== JOB ==
Return every line below as is, leaving out the pictures.

== Source records ==
——————

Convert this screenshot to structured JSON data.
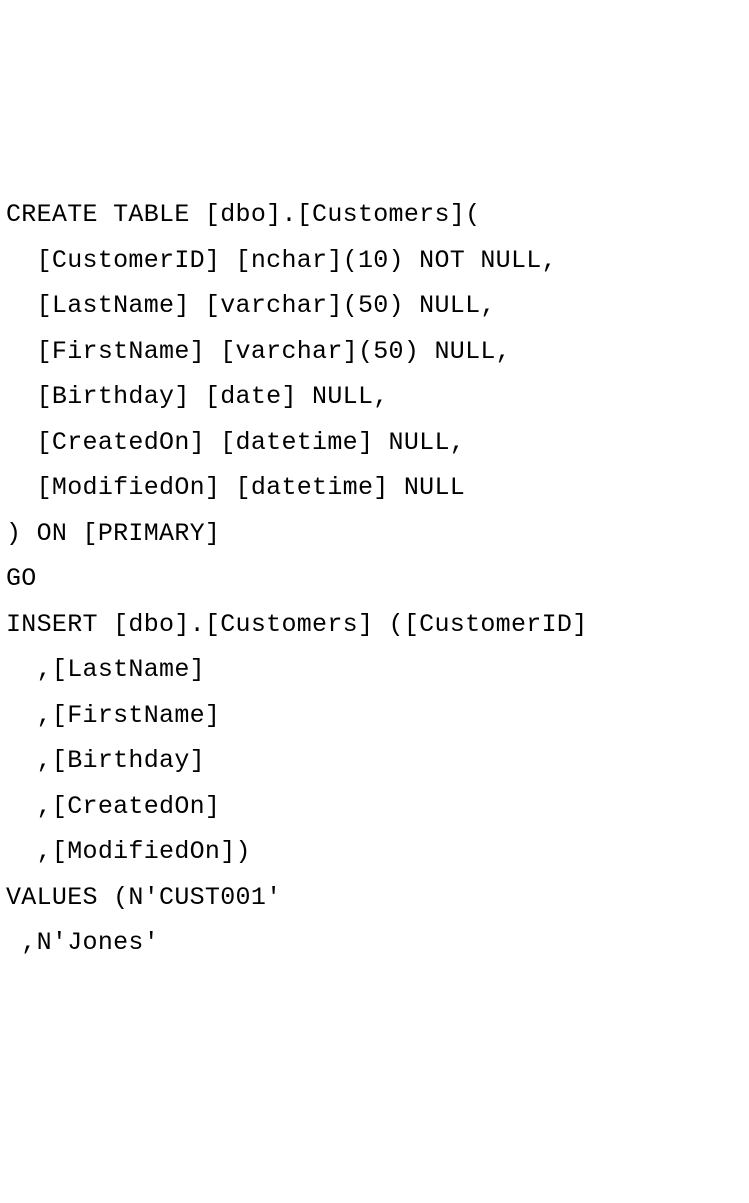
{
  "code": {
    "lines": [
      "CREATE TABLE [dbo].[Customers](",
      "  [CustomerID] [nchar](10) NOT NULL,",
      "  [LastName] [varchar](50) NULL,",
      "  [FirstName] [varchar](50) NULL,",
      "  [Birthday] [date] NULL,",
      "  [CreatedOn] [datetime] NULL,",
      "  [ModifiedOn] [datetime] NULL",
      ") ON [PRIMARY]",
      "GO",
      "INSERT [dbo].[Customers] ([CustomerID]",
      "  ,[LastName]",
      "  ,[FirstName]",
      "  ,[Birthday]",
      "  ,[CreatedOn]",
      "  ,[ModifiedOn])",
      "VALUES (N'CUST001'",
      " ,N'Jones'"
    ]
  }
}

——————

== EXERCISE ANSWER ==
Convert this screenshot to structured JSON data.
{
  "code": {
    "lines": [
      "CREATE TABLE [dbo].[Customers](",
      "  [CustomerID] [nchar](10) NOT NULL,",
      "  [LastName] [varchar](50) NULL,",
      "  [FirstName] [varchar](50) NULL,",
      "  [Birthday] [date] NULL,",
      "  [CreatedOn] [datetime] NULL,",
      "  [ModifiedOn] [datetime] NULL",
      ") ON [PRIMARY]",
      "GO",
      "INSERT [dbo].[Customers] ([CustomerID]",
      "  ,[LastName]",
      "  ,[FirstName]",
      "  ,[Birthday]",
      "  ,[CreatedOn]",
      "  ,[ModifiedOn])",
      "VALUES (N'CUST001'",
      " ,N'Jones'"
    ]
  }
}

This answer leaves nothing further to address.